[Dataset records]

_ _ _ _ _ _ _

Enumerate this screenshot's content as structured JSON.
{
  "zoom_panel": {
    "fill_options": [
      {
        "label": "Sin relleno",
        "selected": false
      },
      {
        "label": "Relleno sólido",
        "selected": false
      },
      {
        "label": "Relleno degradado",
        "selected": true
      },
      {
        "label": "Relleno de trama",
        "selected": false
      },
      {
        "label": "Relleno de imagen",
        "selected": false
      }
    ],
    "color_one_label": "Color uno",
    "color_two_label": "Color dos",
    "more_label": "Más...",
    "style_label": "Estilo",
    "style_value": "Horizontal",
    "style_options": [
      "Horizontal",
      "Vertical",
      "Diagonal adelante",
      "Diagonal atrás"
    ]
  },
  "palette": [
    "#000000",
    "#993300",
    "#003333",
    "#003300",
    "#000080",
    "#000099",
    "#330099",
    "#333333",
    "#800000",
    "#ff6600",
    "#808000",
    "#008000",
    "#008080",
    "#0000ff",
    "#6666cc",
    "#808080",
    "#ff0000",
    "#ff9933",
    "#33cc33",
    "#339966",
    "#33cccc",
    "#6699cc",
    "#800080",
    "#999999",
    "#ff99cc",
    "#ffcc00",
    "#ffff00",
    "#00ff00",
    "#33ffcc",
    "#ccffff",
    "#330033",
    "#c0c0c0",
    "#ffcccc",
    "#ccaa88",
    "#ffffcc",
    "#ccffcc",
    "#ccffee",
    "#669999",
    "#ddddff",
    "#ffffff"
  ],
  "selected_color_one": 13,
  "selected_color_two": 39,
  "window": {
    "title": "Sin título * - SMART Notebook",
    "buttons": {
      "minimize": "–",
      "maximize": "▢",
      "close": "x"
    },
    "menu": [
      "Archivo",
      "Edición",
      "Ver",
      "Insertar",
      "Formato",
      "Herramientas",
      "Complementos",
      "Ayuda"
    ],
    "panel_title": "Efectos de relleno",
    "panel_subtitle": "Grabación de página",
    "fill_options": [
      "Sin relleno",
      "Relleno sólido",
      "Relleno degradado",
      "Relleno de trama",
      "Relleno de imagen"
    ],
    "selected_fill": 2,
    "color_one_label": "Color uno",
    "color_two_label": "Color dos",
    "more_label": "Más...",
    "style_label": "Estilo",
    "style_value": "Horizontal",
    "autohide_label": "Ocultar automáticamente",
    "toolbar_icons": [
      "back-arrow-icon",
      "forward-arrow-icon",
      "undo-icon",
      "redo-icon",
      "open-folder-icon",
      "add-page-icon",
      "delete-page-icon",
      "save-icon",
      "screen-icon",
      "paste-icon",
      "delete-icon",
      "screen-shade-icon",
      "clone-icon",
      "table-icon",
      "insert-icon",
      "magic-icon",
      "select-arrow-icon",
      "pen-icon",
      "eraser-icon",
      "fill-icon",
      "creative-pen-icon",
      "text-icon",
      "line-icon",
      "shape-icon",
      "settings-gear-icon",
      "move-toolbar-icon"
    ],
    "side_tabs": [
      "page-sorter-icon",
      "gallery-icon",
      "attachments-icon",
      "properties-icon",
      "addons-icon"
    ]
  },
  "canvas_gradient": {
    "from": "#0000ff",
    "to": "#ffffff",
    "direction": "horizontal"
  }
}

_ _ _ _ _ _ _

• **Goal of the exercise**
Retype all of the material, keeping each line exact.

• **Response**
Enumerate this screenshot's content as structured JSON.
{
  "zoom_panel": {
    "fill_options": [
      {
        "label": "Sin relleno",
        "selected": false
      },
      {
        "label": "Relleno sólido",
        "selected": false
      },
      {
        "label": "Relleno degradado",
        "selected": true
      },
      {
        "label": "Relleno de trama",
        "selected": false
      },
      {
        "label": "Relleno de imagen",
        "selected": false
      }
    ],
    "color_one_label": "Color uno",
    "color_two_label": "Color dos",
    "more_label": "Más...",
    "style_label": "Estilo",
    "style_value": "Horizontal",
    "style_options": [
      "Horizontal",
      "Vertical",
      "Diagonal adelante",
      "Diagonal atrás"
    ]
  },
  "palette": [
    "#000000",
    "#993300",
    "#003333",
    "#003300",
    "#000080",
    "#000099",
    "#330099",
    "#333333",
    "#800000",
    "#ff6600",
    "#808000",
    "#008000",
    "#008080",
    "#0000ff",
    "#6666cc",
    "#808080",
    "#ff0000",
    "#ff9933",
    "#33cc33",
    "#339966",
    "#33cccc",
    "#6699cc",
    "#800080",
    "#999999",
    "#ff99cc",
    "#ffcc00",
    "#ffff00",
    "#00ff00",
    "#33ffcc",
    "#ccffff",
    "#330033",
    "#c0c0c0",
    "#ffcccc",
    "#ccaa88",
    "#ffffcc",
    "#ccffcc",
    "#ccffee",
    "#669999",
    "#ddddff",
    "#ffffff"
  ],
  "selected_color_one": 13,
  "selected_color_two": 39,
  "window": {
    "title": "Sin título * - SMART Notebook",
    "buttons": {
      "minimize": "–",
      "maximize": "▢",
      "close": "x"
    },
    "menu": [
      "Archivo",
      "Edición",
      "Ver",
      "Insertar",
      "Formato",
      "Herramientas",
      "Complementos",
      "Ayuda"
    ],
    "panel_title": "Efectos de relleno",
    "panel_subtitle": "Grabación de página",
    "fill_options": [
      "Sin relleno",
      "Relleno sólido",
      "Relleno degradado",
      "Relleno de trama",
      "Relleno de imagen"
    ],
    "selected_fill": 2,
    "color_one_label": "Color uno",
    "color_two_label": "Color dos",
    "more_label": "Más...",
    "style_label": "Estilo",
    "style_value": "Horizontal",
    "autohide_label": "Ocultar automáticamente",
    "toolbar_icons": [
      "back-arrow-icon",
      "forward-arrow-icon",
      "undo-icon",
      "redo-icon",
      "open-folder-icon",
      "add-page-icon",
      "delete-page-icon",
      "save-icon",
      "screen-icon",
      "paste-icon",
      "delete-icon",
      "screen-shade-icon",
      "clone-icon",
      "table-icon",
      "insert-icon",
      "magic-icon",
      "select-arrow-icon",
      "pen-icon",
      "eraser-icon",
      "fill-icon",
      "creative-pen-icon",
      "text-icon",
      "line-icon",
      "shape-icon",
      "settings-gear-icon",
      "move-toolbar-icon"
    ],
    "side_tabs": [
      "page-sorter-icon",
      "gallery-icon",
      "attachments-icon",
      "properties-icon",
      "addons-icon"
    ]
  },
  "canvas_gradient": {
    "from": "#0000ff",
    "to": "#ffffff",
    "direction": "horizontal"
  }
}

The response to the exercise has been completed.